- Parts of the exercise:
(1) In the forum thread about the Forgotten Prisoner kit, reproduce the passage from "Thanks Chris I'll" to "through 'em all..." word for word.
(2) Answer these questions using the forum thread about the Forgotten Prisoner kit:
(a) On what date did mcdougall order the kit?
(b) How many kits were in the production run after it was increased?
(c) According to MonsterModelMan, what two things are missing from the outside of the box?
(3) Write the next part of the forum thread about the Forgotten Prisoner kit, starting after its last post.

- Text provided:

######

# Forgotten Prisoner Box Art Kit- get yours yet?



## mcdougall (Oct 28, 2007)

I ordered Jeff Yaghers' Forgotten Prisoner back on Feb.9 and just got word today it was just mailed ! Anyone else order this Kit from MIM ? Have you gotten it yet? I'm really looking forward to building and painting this baby ! I should have it pretty soon Have any of you got this or any of the other Aurora Box Art Kits?
Mcdee


----------



## Auroranut (Jan 12, 2008)

Ya killing me Mcdee!!! I missed out on the damn thing by a couple of days!!! I knew about it and was getting my shekels together but, as usual, left it a tad too late.
Please, please let us know what it's like when you get it. Mate, excellent score!!!:thumbsup:

Chris.


----------



## mcdougall (Oct 28, 2007)

Thanks Chris I'll let you know as soon as I get it...funny I heard about it in February and went to order it but it was sold out. At that time the production was only 50 kits ! The next day they upped the run to 70 kits...20 more ! So I jumped on that right away and just got in under the wire.Man with all the models I've amassed I'll have to live to be 200 to get through 'em all...
Mcdee


----------



## Auroranut (Jan 12, 2008)

I saw it all happening on the Clubhouse too. As soon as the 20 extras were announced, I started saving. I've been scoring heaps of the harder to get Auroras lately, and thought I'd have enough time to catch the end of the line.I never learn........

Chris.


----------



## mcdougall (Oct 28, 2007)

Yeah I had been working on the Pythonkits Giant F.P., about 90% done ...but work has been just crazy lately and haven't been able to complete it yet...looks like I'll be working on them both at the same time...but it will be a good comparative ...this is my first MIM kit and I'd like to collect all the Box Art models but the Forgotten Prisoner has always been my favorite kit so even without the rest...I'm happy 
Mcdee


----------



## Auroranut (Jan 12, 2008)

He's my favourite Aurora monster too. I really have a thing for skeleton kits.I'd love to get every one I saw!! I've got a carton of Airfix skeletons for conversions. The pirate skeleton was one. I've got another going on the Skilcraft horse skeleton sort of like a warhammer style. I've already got the horse positioned in a rearing pose. I was also thinking of doing a bride-groom dio in a derelict church. If I had the room, I'd like to do a full scale FP but where would I store it?

Chris.


----------



## MonsterModelMan (Dec 20, 2000)

mcdougall said:


> Yeah I had been working on the Pythonkits Giant F.P., about 90% done ...but work has been just crazy lately and haven't been able to complete it yet...looks like I'll be working on them both at the same time...but it will be a good comparative ...this is my first MIM kit and I'd like to collect all the Box Art models but the Forgotten Prisoner has always been my favorite kit so even without the rest...I'm happy
> Mcdee


My Forgotten Prisoner came about a week or 2 ago. I have not cracked open the box but I can tell you that it does NOT have a nameplate or even a pic of the kit on the outside of the box. It comes in a white...no print at all on the outside..box.

######

- Collected data:
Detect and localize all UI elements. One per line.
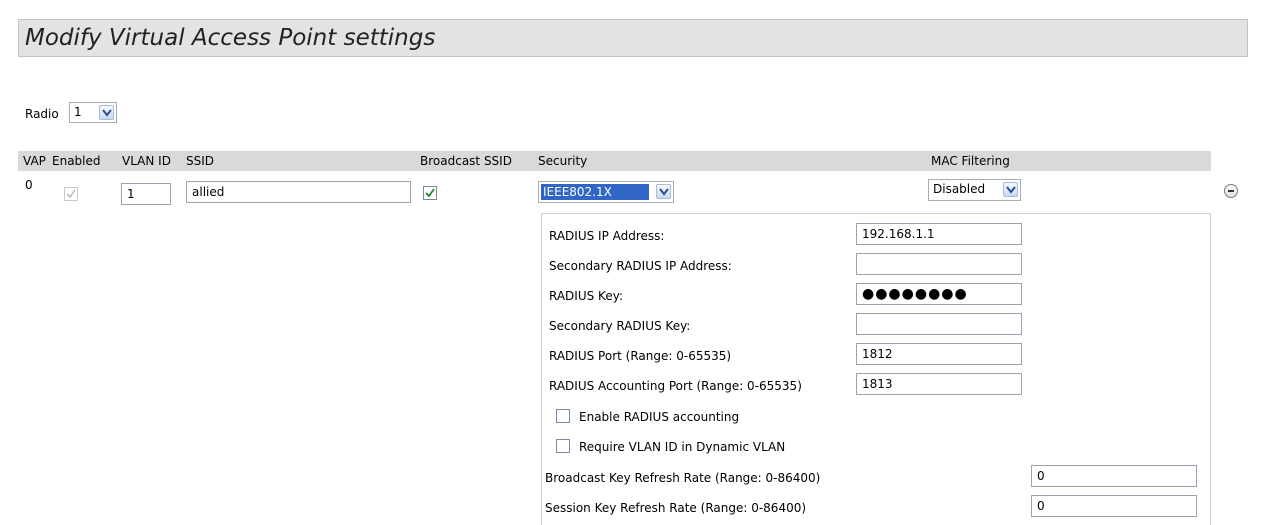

######

- Responses:
(1)
Thanks Chris I'll let you know as soon as I get it...funny I heard about it in February and went to order it but it was sold out. At that time the production was only 50 kits ! The next day they upped the run to 70 kits...20 more ! So I jumped on that right away and just got in under the wire.Man with all the models I've amassed I'll have to live to be 200 to get through 'em all...

(2)
(a) February 9.
(b) 70 kits.
(c) A nameplate and a picture of the kit.

(3)
I have ALL of the Aurora Boxart kits that have been produced to date from Jeff Yagher still sealed in the box except for one. I am currently working on the Phantom of the Opera kit which was the first and very hard to find these days...still working on it and about 3/4 done! 

Here is an old pic that needs to get updated as I have the Phantom almost 3/4 done already and working on the prisoner behind the bars.

MMM


----------



## beck (Oct 22, 2003)

actually the Aurora /PL Forgotten Prisoner isn't hard at all to convert to look like the box art just reposition the hands and head . 
here's my attempt at it . there's a couple more shots in My photos .
i did pick up the Dracula from this series and must say i wish i had the funds to get 'em all . they're top shelf for sure . 
hb


----------



## MonsterModelMan (Dec 20, 2000)

beck said:


> i picked up the Dracula from this line . these kits are super cool !
> actually the Aurora /PL Forgotten Prisoner isn't hard at all to convert to look like the box art just reposition the hands and head .
> check out my version if ya want . just click on my photos and it should come up i think ( it's the last images i loaded ).
> hb


Hi Beck,

Great job on your PL Forgotten Prisoner!

But I can tell you that it is more than just looking like the box art that attracted me to this line. There is definately a *WOW factor* when you see this kit in the size it is...I think it is scuplted in 1/6 scale and really very very cool! That and that if painted to look like the box art together makes it worth the money in my book!

MMM


----------



## beck (Oct 22, 2003)

thanks Triple M . i just tried to insert the photo but musta done somethin' wrong . ah well . 
i gotta agree about the wow factor these MiM kits have . 
hb


----------



## mcdougall (Oct 28, 2007)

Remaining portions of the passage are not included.